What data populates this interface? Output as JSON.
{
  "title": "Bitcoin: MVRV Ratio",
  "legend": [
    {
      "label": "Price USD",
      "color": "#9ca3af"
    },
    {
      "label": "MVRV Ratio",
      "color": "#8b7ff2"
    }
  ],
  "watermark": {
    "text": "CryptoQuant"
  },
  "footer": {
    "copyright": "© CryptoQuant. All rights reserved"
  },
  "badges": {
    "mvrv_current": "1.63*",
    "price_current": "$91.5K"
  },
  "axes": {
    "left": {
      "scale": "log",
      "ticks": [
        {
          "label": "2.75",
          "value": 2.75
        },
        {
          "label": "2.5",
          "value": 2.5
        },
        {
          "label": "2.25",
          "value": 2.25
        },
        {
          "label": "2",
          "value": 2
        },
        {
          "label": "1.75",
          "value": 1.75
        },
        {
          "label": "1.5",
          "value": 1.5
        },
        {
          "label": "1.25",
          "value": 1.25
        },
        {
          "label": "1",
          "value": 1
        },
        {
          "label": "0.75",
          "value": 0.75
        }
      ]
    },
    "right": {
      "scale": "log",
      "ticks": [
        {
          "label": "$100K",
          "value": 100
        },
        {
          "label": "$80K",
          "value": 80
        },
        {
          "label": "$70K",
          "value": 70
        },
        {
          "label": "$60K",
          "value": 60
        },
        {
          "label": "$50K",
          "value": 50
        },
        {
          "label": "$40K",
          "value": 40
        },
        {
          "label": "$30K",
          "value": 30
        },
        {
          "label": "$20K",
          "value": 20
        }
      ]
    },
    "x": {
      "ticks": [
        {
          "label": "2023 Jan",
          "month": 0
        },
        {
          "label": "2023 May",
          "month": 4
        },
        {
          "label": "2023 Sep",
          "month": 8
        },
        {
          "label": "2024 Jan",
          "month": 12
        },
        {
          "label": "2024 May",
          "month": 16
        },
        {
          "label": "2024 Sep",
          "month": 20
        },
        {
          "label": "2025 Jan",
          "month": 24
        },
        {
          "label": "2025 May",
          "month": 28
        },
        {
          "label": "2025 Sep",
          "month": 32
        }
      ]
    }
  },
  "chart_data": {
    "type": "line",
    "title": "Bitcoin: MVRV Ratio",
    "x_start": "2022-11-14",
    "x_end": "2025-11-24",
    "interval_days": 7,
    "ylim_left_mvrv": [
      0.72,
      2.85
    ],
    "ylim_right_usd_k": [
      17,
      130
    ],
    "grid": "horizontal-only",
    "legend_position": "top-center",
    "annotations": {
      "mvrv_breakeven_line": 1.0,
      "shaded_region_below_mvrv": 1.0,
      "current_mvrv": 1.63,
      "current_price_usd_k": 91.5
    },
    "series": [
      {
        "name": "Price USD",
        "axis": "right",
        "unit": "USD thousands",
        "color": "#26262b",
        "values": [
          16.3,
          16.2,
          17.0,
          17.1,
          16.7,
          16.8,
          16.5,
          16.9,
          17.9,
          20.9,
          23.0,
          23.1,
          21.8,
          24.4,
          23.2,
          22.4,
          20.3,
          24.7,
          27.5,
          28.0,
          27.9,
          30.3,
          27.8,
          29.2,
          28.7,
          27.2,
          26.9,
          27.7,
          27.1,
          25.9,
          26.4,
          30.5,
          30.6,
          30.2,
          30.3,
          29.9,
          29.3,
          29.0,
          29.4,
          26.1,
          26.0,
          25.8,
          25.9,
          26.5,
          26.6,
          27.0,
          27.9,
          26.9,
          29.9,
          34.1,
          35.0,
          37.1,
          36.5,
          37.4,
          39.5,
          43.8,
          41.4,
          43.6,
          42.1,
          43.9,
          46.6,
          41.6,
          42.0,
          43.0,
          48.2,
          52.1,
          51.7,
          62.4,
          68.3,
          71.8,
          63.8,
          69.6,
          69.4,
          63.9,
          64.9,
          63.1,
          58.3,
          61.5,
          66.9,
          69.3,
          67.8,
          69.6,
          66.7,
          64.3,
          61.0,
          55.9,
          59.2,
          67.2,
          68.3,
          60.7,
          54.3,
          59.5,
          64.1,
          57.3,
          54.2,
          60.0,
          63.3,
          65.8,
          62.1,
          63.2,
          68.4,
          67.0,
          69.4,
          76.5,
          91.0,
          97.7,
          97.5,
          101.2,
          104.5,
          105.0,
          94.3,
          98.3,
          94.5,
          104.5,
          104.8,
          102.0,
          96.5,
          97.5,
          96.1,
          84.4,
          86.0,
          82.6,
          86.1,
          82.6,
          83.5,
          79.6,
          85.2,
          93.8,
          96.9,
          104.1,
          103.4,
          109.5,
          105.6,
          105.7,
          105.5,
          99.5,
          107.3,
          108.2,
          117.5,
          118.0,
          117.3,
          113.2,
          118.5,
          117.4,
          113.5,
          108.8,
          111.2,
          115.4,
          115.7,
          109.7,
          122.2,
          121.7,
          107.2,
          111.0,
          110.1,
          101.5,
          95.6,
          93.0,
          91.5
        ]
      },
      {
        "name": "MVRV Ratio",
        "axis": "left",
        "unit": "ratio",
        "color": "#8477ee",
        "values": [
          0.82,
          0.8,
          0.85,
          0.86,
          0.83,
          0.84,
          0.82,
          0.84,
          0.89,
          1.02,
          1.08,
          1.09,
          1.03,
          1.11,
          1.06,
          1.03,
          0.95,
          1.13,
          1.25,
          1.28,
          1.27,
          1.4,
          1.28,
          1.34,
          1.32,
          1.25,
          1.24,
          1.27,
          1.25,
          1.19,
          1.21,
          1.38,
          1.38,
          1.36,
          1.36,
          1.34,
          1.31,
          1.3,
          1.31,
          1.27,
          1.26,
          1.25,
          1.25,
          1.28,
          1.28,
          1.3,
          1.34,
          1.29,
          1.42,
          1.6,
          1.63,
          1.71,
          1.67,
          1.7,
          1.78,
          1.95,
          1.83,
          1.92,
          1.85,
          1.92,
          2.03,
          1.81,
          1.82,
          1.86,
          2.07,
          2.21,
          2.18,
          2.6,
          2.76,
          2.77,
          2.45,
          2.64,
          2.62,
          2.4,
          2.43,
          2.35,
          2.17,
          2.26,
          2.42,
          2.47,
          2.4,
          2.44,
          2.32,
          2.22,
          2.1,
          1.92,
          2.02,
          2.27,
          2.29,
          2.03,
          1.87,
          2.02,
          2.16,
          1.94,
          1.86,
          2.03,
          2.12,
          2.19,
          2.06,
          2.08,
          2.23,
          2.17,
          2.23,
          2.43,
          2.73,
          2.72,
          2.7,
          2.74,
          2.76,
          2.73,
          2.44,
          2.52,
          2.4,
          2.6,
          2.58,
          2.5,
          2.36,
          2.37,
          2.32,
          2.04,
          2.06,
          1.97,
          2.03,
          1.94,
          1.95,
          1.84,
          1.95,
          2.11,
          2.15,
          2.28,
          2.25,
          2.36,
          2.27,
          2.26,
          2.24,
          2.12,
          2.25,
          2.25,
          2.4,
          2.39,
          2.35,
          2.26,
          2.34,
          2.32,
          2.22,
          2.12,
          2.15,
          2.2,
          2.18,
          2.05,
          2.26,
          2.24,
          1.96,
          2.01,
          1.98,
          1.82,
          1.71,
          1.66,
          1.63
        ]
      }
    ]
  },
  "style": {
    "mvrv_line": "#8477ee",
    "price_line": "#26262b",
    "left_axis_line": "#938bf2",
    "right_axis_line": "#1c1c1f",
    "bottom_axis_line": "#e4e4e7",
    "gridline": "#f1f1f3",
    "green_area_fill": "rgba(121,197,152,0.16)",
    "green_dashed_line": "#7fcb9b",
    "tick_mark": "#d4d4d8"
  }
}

▶ [Instruction]: Output each record precisely as given.

▶ [In response]:
What data populates this interface? Output as JSON.
{
  "title": "Bitcoin: MVRV Ratio",
  "legend": [
    {
      "label": "Price USD",
      "color": "#9ca3af"
    },
    {
      "label": "MVRV Ratio",
      "color": "#8b7ff2"
    }
  ],
  "watermark": {
    "text": "CryptoQuant"
  },
  "footer": {
    "copyright": "© CryptoQuant. All rights reserved"
  },
  "badges": {
    "mvrv_current": "1.63*",
    "price_current": "$91.5K"
  },
  "axes": {
    "left": {
      "scale": "log",
      "ticks": [
        {
          "label": "2.75",
          "value": 2.75
        },
        {
          "label": "2.5",
          "value": 2.5
        },
        {
          "label": "2.25",
          "value": 2.25
        },
        {
          "label": "2",
          "value": 2
        },
        {
          "label": "1.75",
          "value": 1.75
        },
        {
          "label": "1.5",
          "value": 1.5
        },
        {
          "label": "1.25",
          "value": 1.25
        },
        {
          "label": "1",
          "value": 1
        },
        {
          "label": "0.75",
          "value": 0.75
        }
      ]
    },
    "right": {
      "scale": "log",
      "ticks": [
        {
          "label": "$100K",
          "value": 100
        },
        {
          "label": "$80K",
          "value": 80
        },
        {
          "label": "$70K",
          "value": 70
        },
        {
          "label": "$60K",
          "value": 60
        },
        {
          "label": "$50K",
          "value": 50
        },
        {
          "label": "$40K",
          "value": 40
        },
        {
          "label": "$30K",
          "value": 30
        },
        {
          "label": "$20K",
          "value": 20
        }
      ]
    },
    "x": {
      "ticks": [
        {
          "label": "2023 Jan",
          "month": 0
        },
        {
          "label": "2023 May",
          "month": 4
        },
        {
          "label": "2023 Sep",
          "month": 8
        },
        {
          "label": "2024 Jan",
          "month": 12
        },
        {
          "label": "2024 May",
          "month": 16
        },
        {
          "label": "2024 Sep",
          "month": 20
        },
        {
          "label": "2025 Jan",
          "month": 24
        },
        {
          "label": "2025 May",
          "month": 28
        },
        {
          "label": "2025 Sep",
          "month": 32
        }
      ]
    }
  },
  "chart_data": {
    "type": "line",
    "title": "Bitcoin: MVRV Ratio",
    "x_start": "2022-11-14",
    "x_end": "2025-11-24",
    "interval_days": 7,
    "ylim_left_mvrv": [
      0.72,
      2.85
    ],
    "ylim_right_usd_k": [
      17,
      130
    ],
    "grid": "horizontal-only",
    "legend_position": "top-center",
    "annotations": {
      "mvrv_breakeven_line": 1.0,
      "shaded_region_below_mvrv": 1.0,
      "current_mvrv": 1.63,
      "current_price_usd_k": 91.5
    },
    "series": [
      {
        "name": "Price USD",
        "axis": "right",
        "unit": "USD thousands",
        "color": "#26262b",
        "values": [
          16.3,
          16.2,
          17.0,
          17.1,
          16.7,
          16.8,
          16.5,
          16.9,
          17.9,
          20.9,
          23.0,
          23.1,
          21.8,
          24.4,
          23.2,
          22.4,
          20.3,
          24.7,
          27.5,
          28.0,
          27.9,
          30.3,
          27.8,
          29.2,
          28.7,
          27.2,
          26.9,
          27.7,
          27.1,
          25.9,
          26.4,
          30.5,
          30.6,
          30.2,
          30.3,
          29.9,
          29.3,
          29.0,
          29.4,
          26.1,
          26.0,
          25.8,
          25.9,
          26.5,
          26.6,
          27.0,
          27.9,
          26.9,
          29.9,
          34.1,
          35.0,
          37.1,
          36.5,
          37.4,
          39.5,
          43.8,
          41.4,
          43.6,
          42.1,
          43.9,
          46.6,
          41.6,
          42.0,
          43.0,
          48.2,
          52.1,
          51.7,
          62.4,
          68.3,
          71.8,
          63.8,
          69.6,
          69.4,
          63.9,
          64.9,
          63.1,
          58.3,
          61.5,
          66.9,
          69.3,
          67.8,
          69.6,
          66.7,
          64.3,
          61.0,
          55.9,
          59.2,
          67.2,
          68.3,
          60.7,
          54.3,
          59.5,
          64.1,
          57.3,
          54.2,
          60.0,
          63.3,
          65.8,
          62.1,
          63.2,
          68.4,
          67.0,
          69.4,
          76.5,
          91.0,
          97.7,
          97.5,
          101.2,
          104.5,
          105.0,
          94.3,
          98.3,
          94.5,
          104.5,
          104.8,
          102.0,
          96.5,
          97.5,
          96.1,
          84.4,
          86.0,
          82.6,
          86.1,
          82.6,
          83.5,
          79.6,
          85.2,
          93.8,
          96.9,
          104.1,
          103.4,
          109.5,
          105.6,
          105.7,
          105.5,
          99.5,
          107.3,
          108.2,
          117.5,
          118.0,
          117.3,
          113.2,
          118.5,
          117.4,
          113.5,
          108.8,
          111.2,
          115.4,
          115.7,
          109.7,
          122.2,
          121.7,
          107.2,
          111.0,
          110.1,
          101.5,
          95.6,
          93.0,
          91.5
        ]
      },
      {
        "name": "MVRV Ratio",
        "axis": "left",
        "unit": "ratio",
        "color": "#8477ee",
        "values": [
          0.82,
          0.8,
          0.85,
          0.86,
          0.83,
          0.84,
          0.82,
          0.84,
          0.89,
          1.02,
          1.08,
          1.09,
          1.03,
          1.11,
          1.06,
          1.03,
          0.95,
          1.13,
          1.25,
          1.28,
          1.27,
          1.4,
          1.28,
          1.34,
          1.32,
          1.25,
          1.24,
          1.27,
          1.25,
          1.19,
          1.21,
          1.38,
          1.38,
          1.36,
          1.36,
          1.34,
          1.31,
          1.3,
          1.31,
          1.27,
          1.26,
          1.25,
          1.25,
          1.28,
          1.28,
          1.3,
          1.34,
          1.29,
          1.42,
          1.6,
          1.63,
          1.71,
          1.67,
          1.7,
          1.78,
          1.95,
          1.83,
          1.92,
          1.85,
          1.92,
          2.03,
          1.81,
          1.82,
          1.86,
          2.07,
          2.21,
          2.18,
          2.6,
          2.76,
          2.77,
          2.45,
          2.64,
          2.62,
          2.4,
          2.43,
          2.35,
          2.17,
          2.26,
          2.42,
          2.47,
          2.4,
          2.44,
          2.32,
          2.22,
          2.1,
          1.92,
          2.02,
          2.27,
          2.29,
          2.03,
          1.87,
          2.02,
          2.16,
          1.94,
          1.86,
          2.03,
          2.12,
          2.19,
          2.06,
          2.08,
          2.23,
          2.17,
          2.23,
          2.43,
          2.73,
          2.72,
          2.7,
          2.74,
          2.76,
          2.73,
          2.44,
          2.52,
          2.4,
          2.6,
          2.58,
          2.5,
          2.36,
          2.37,
          2.32,
          2.04,
          2.06,
          1.97,
          2.03,
          1.94,
          1.95,
          1.84,
          1.95,
          2.11,
          2.15,
          2.28,
          2.25,
          2.36,
          2.27,
          2.26,
          2.24,
          2.12,
          2.25,
          2.25,
          2.4,
          2.39,
          2.35,
          2.26,
          2.34,
          2.32,
          2.22,
          2.12,
          2.15,
          2.2,
          2.18,
          2.05,
          2.26,
          2.24,
          1.96,
          2.01,
          1.98,
          1.82,
          1.71,
          1.66,
          1.63
        ]
      }
    ]
  },
  "style": {
    "mvrv_line": "#8477ee",
    "price_line": "#26262b",
    "left_axis_line": "#938bf2",
    "right_axis_line": "#1c1c1f",
    "bottom_axis_line": "#e4e4e7",
    "gridline": "#f1f1f3",
    "green_area_fill": "rgba(121,197,152,0.16)",
    "green_dashed_line": "#7fcb9b",
    "tick_mark": "#d4d4d8"
  }
}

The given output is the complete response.